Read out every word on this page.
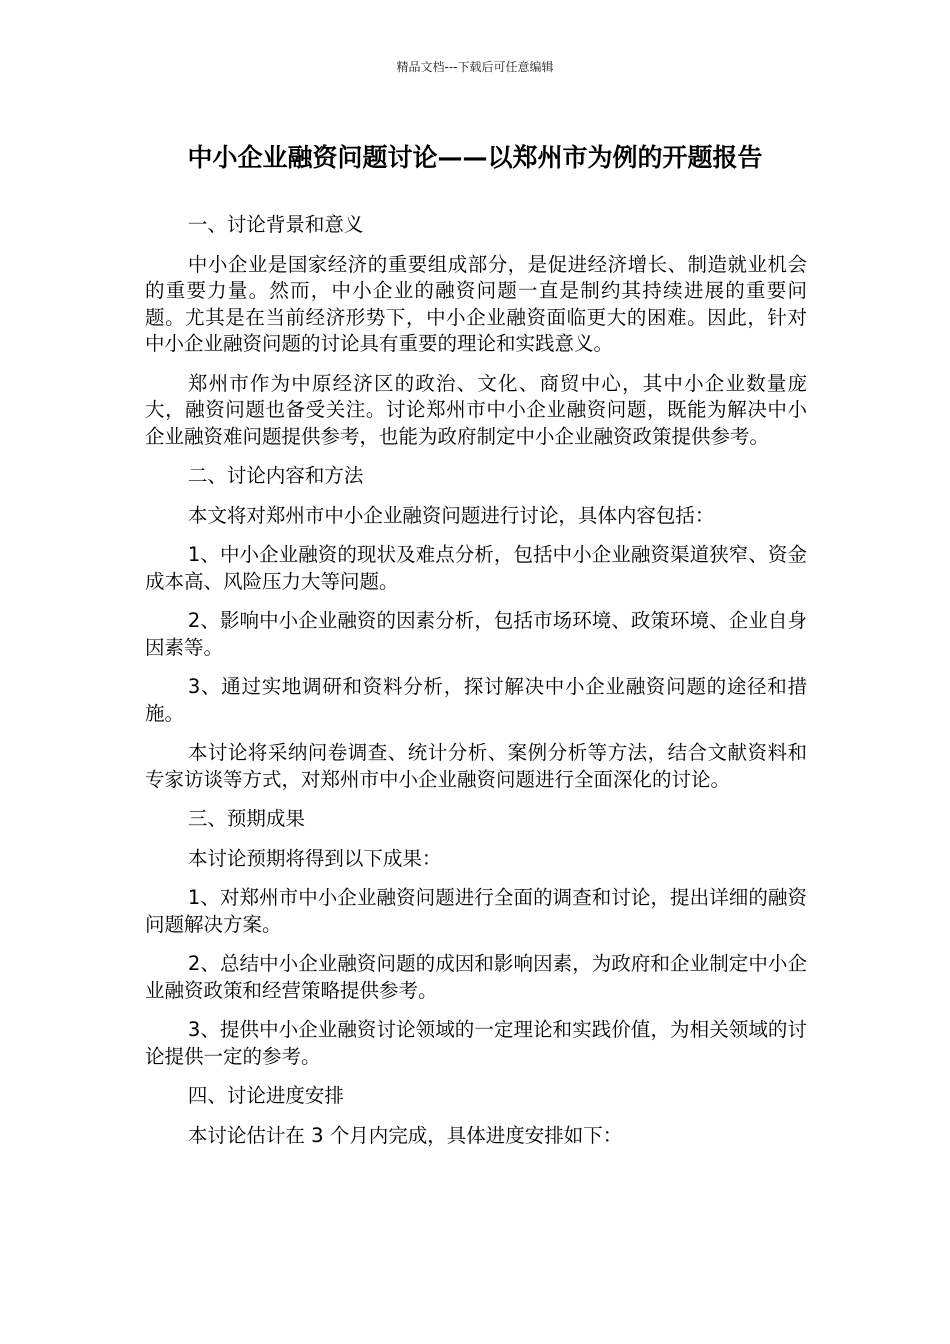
精品文档---下载后可任意编辑
中小企业融资问题讨论——以郑州市为例的开题报告

一、讨论背景和意义

中小企业是国家经济的重要组成部分，是促进经济增长、制造就业机会的重要力量。然而，中小企业的融资问题一直是制约其持续进展的重要问题。尤其是在当前经济形势下，中小企业融资面临更大的困难。因此，针对中小企业融资问题的讨论具有重要的理论和实践意义。

郑州市作为中原经济区的政治、文化、商贸中心，其中小企业数量庞大，融资问题也备受关注。讨论郑州市中小企业融资问题，既能为解决中小企业融资难问题提供参考，也能为政府制定中小企业融资政策提供参考。

二、讨论内容和方法

本文将对郑州市中小企业融资问题进行讨论，具体内容包括：

1、中小企业融资的现状及难点分析，包括中小企业融资渠道狭窄、资金成本高、风险压力大等问题。

2、影响中小企业融资的因素分析，包括市场环境、政策环境、企业自身因素等。

3、通过实地调研和资料分析，探讨解决中小企业融资问题的途径和措施。

本讨论将采纳问卷调查、统计分析、案例分析等方法，结合文献资料和专家访谈等方式，对郑州市中小企业融资问题进行全面深化的讨论。

三、预期成果

本讨论预期将得到以下成果：

1、对郑州市中小企业融资问题进行全面的调查和讨论，提出详细的融资问题解决方案。

2、总结中小企业融资问题的成因和影响因素，为政府和企业制定中小企业融资政策和经营策略提供参考。

3、提供中小企业融资讨论领域的一定理论和实践价值，为相关领域的讨论提供一定的参考。

四、讨论进度安排

本讨论估计在 3 个月内完成，具体进度安排如下：
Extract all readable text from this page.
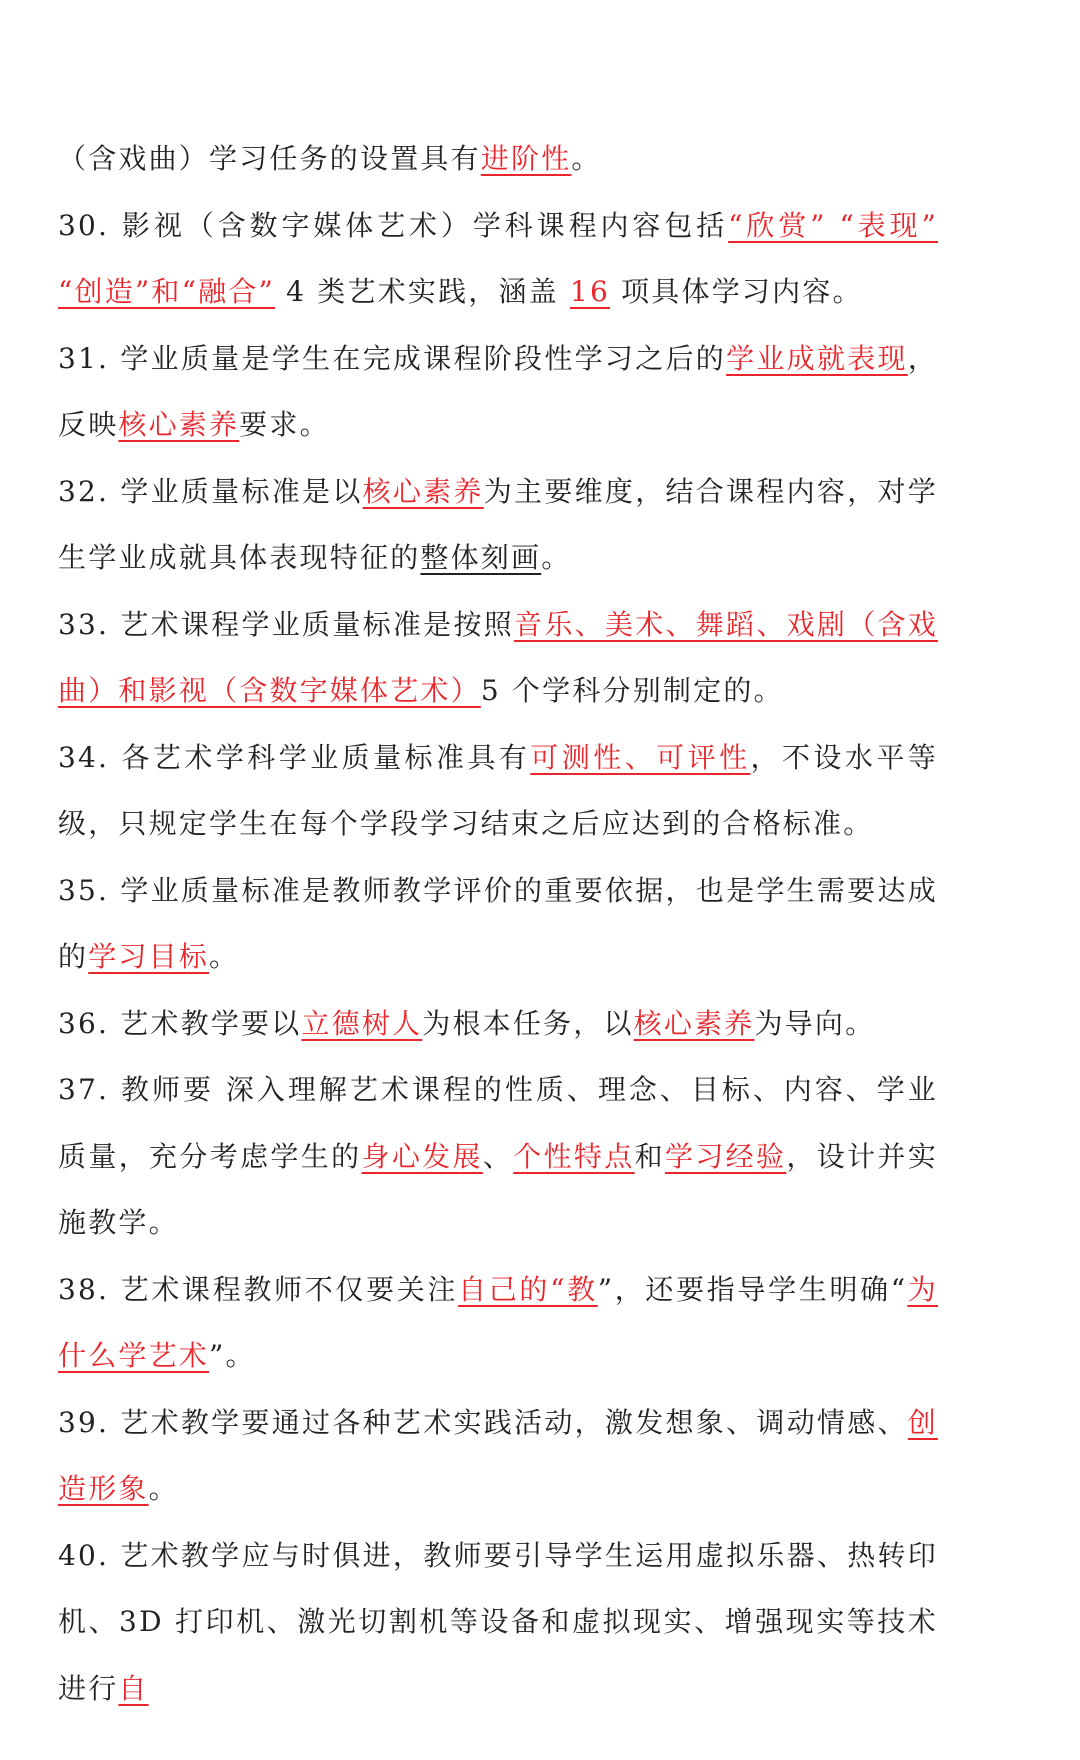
（含戏曲）学习任务的设置具有进阶性。

30. 影视（含数字媒体艺术）学科课程内容包括“欣赏” “表现” “创造”和“融合” 4 类艺术实践，涵盖 16 项具体学习内容。

31. 学业质量是学生在完成课程阶段性学习之后的学业成就表现，反映核心素养要求。

32. 学业质量标准是以核心素养为主要维度，结合课程内容，对学生学业成就具体表现特征的整体刻画。

33. 艺术课程学业质量标准是按照音乐、美术、舞蹈、戏剧（含戏 曲）和影视（含数字媒体艺术）5 个学科分别制定的。

34. 各艺术学科学业质量标准具有可测性、可评性，不设水平等级，只规定学生在每个学段学习结束之后应达到的合格标准。

35. 学业质量标准是教师教学评价的重要依据，也是学生需要达成的学习目标。

36. 艺术教学要以立德树人为根本任务，以核心素养为导向。

37. 教师要 深入理解艺术课程的性质、理念、目标、内容、学业质量，充分考虑学生的身心发展、个性特点和学习经验，设计并实施教学。

38. 艺术课程教师不仅要关注自己的“教”，还要指导学生明确“为什么学艺术”。

39. 艺术教学要通过各种艺术实践活动，激发想象、调动情感、创造形象。

40. 艺术教学应与时俱进，教师要引导学生运用虚拟乐器、热转印机、3D 打印机、激光切割机等设备和虚拟现实、增强现实等技术进行自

* **GOAL**:
Take the line containing "Extract all readable text from this page." through the last line of the material and retype exactly those lines, both ends included, with no pictures.

* **EXERCISE SOLUTION**:
Extract all readable text from this page.
（含戏曲）学习任务的设置具有进阶性。

30. 影视（含数字媒体艺术）学科课程内容包括“欣赏” “表现” “创造”和“融合” 4 类艺术实践，涵盖 16 项具体学习内容。

31. 学业质量是学生在完成课程阶段性学习之后的学业成就表现，反映核心素养要求。

32. 学业质量标准是以核心素养为主要维度，结合课程内容，对学生学业成就具体表现特征的整体刻画。

33. 艺术课程学业质量标准是按照音乐、美术、舞蹈、戏剧（含戏 曲）和影视（含数字媒体艺术）5 个学科分别制定的。

34. 各艺术学科学业质量标准具有可测性、可评性，不设水平等级，只规定学生在每个学段学习结束之后应达到的合格标准。

35. 学业质量标准是教师教学评价的重要依据，也是学生需要达成的学习目标。

36. 艺术教学要以立德树人为根本任务，以核心素养为导向。

37. 教师要 深入理解艺术课程的性质、理念、目标、内容、学业质量，充分考虑学生的身心发展、个性特点和学习经验，设计并实施教学。

38. 艺术课程教师不仅要关注自己的“教”，还要指导学生明确“为什么学艺术”。

39. 艺术教学要通过各种艺术实践活动，激发想象、调动情感、创造形象。

40. 艺术教学应与时俱进，教师要引导学生运用虚拟乐器、热转印机、3D 打印机、激光切割机等设备和虚拟现实、增强现实等技术进行自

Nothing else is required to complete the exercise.